DATASET ROWS:
---------------

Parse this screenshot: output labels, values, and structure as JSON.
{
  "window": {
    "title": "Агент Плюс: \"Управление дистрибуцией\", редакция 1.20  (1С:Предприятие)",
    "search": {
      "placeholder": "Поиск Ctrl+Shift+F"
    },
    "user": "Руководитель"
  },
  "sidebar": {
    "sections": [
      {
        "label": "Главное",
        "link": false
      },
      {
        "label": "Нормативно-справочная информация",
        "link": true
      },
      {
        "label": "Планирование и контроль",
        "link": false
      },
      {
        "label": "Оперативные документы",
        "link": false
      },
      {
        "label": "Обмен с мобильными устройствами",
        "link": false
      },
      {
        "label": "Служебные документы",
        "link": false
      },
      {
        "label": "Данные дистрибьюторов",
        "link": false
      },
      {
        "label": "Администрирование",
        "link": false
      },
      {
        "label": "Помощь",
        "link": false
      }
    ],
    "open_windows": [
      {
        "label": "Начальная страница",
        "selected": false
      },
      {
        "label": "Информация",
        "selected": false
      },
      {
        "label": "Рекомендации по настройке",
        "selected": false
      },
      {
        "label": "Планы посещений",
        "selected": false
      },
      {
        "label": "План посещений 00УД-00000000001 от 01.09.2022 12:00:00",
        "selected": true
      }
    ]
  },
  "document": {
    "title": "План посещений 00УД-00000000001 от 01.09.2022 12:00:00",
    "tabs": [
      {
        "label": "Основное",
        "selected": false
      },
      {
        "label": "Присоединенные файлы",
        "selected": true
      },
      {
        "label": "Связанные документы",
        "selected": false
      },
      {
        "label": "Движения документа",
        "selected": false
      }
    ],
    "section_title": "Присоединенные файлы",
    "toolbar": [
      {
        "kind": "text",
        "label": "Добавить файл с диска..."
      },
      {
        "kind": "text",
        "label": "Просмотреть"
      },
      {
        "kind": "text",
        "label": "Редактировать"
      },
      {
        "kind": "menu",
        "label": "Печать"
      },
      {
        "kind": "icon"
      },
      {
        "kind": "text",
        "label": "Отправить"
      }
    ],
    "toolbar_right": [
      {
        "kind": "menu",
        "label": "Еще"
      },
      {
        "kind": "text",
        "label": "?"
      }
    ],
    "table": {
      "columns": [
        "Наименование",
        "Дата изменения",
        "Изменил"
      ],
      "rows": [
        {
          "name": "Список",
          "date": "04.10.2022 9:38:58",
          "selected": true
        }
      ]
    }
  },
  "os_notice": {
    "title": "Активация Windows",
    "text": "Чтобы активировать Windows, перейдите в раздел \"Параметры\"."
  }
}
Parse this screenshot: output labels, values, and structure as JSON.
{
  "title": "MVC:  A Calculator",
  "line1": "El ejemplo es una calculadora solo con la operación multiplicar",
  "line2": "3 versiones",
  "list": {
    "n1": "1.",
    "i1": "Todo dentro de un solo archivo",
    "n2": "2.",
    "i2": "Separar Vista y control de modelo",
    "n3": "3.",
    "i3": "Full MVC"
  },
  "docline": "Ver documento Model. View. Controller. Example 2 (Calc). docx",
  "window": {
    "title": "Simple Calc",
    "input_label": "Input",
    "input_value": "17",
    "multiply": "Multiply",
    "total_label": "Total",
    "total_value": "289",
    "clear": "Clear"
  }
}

---------------

Give the data again, exactly as it stands.

TASK RESPONSE:
Parse this screenshot: output labels, values, and structure as JSON.
{
  "window": {
    "title": "Агент Плюс: \"Управление дистрибуцией\", редакция 1.20  (1С:Предприятие)",
    "search": {
      "placeholder": "Поиск Ctrl+Shift+F"
    },
    "user": "Руководитель"
  },
  "sidebar": {
    "sections": [
      {
        "label": "Главное",
        "link": false
      },
      {
        "label": "Нормативно-справочная информация",
        "link": true
      },
      {
        "label": "Планирование и контроль",
        "link": false
      },
      {
        "label": "Оперативные документы",
        "link": false
      },
      {
        "label": "Обмен с мобильными устройствами",
        "link": false
      },
      {
        "label": "Служебные документы",
        "link": false
      },
      {
        "label": "Данные дистрибьюторов",
        "link": false
      },
      {
        "label": "Администрирование",
        "link": false
      },
      {
        "label": "Помощь",
        "link": false
      }
    ],
    "open_windows": [
      {
        "label": "Начальная страница",
        "selected": false
      },
      {
        "label": "Информация",
        "selected": false
      },
      {
        "label": "Рекомендации по настройке",
        "selected": false
      },
      {
        "label": "Планы посещений",
        "selected": false
      },
      {
        "label": "План посещений 00УД-00000000001 от 01.09.2022 12:00:00",
        "selected": true
      }
    ]
  },
  "document": {
    "title": "План посещений 00УД-00000000001 от 01.09.2022 12:00:00",
    "tabs": [
      {
        "label": "Основное",
        "selected": false
      },
      {
        "label": "Присоединенные файлы",
        "selected": true
      },
      {
        "label": "Связанные документы",
        "selected": false
      },
      {
        "label": "Движения документа",
        "selected": false
      }
    ],
    "section_title": "Присоединенные файлы",
    "toolbar": [
      {
        "kind": "text",
        "label": "Добавить файл с диска..."
      },
      {
        "kind": "text",
        "label": "Просмотреть"
      },
      {
        "kind": "text",
        "label": "Редактировать"
      },
      {
        "kind": "menu",
        "label": "Печать"
      },
      {
        "kind": "icon"
      },
      {
        "kind": "text",
        "label": "Отправить"
      }
    ],
    "toolbar_right": [
      {
        "kind": "menu",
        "label": "Еще"
      },
      {
        "kind": "text",
        "label": "?"
      }
    ],
    "table": {
      "columns": [
        "Наименование",
        "Дата изменения",
        "Изменил"
      ],
      "rows": [
        {
          "name": "Список",
          "date": "04.10.2022 9:38:58",
          "selected": true
        }
      ]
    }
  },
  "os_notice": {
    "title": "Активация Windows",
    "text": "Чтобы активировать Windows, перейдите в раздел \"Параметры\"."
  }
}
Parse this screenshot: output labels, values, and structure as JSON.
{
  "title": "MVC:  A Calculator",
  "line1": "El ejemplo es una calculadora solo con la operación multiplicar",
  "line2": "3 versiones",
  "list": {
    "n1": "1.",
    "i1": "Todo dentro de un solo archivo",
    "n2": "2.",
    "i2": "Separar Vista y control de modelo",
    "n3": "3.",
    "i3": "Full MVC"
  },
  "docline": "Ver documento Model. View. Controller. Example 2 (Calc). docx",
  "window": {
    "title": "Simple Calc",
    "input_label": "Input",
    "input_value": "17",
    "multiply": "Multiply",
    "total_label": "Total",
    "total_value": "289",
    "clear": "Clear"
  }
}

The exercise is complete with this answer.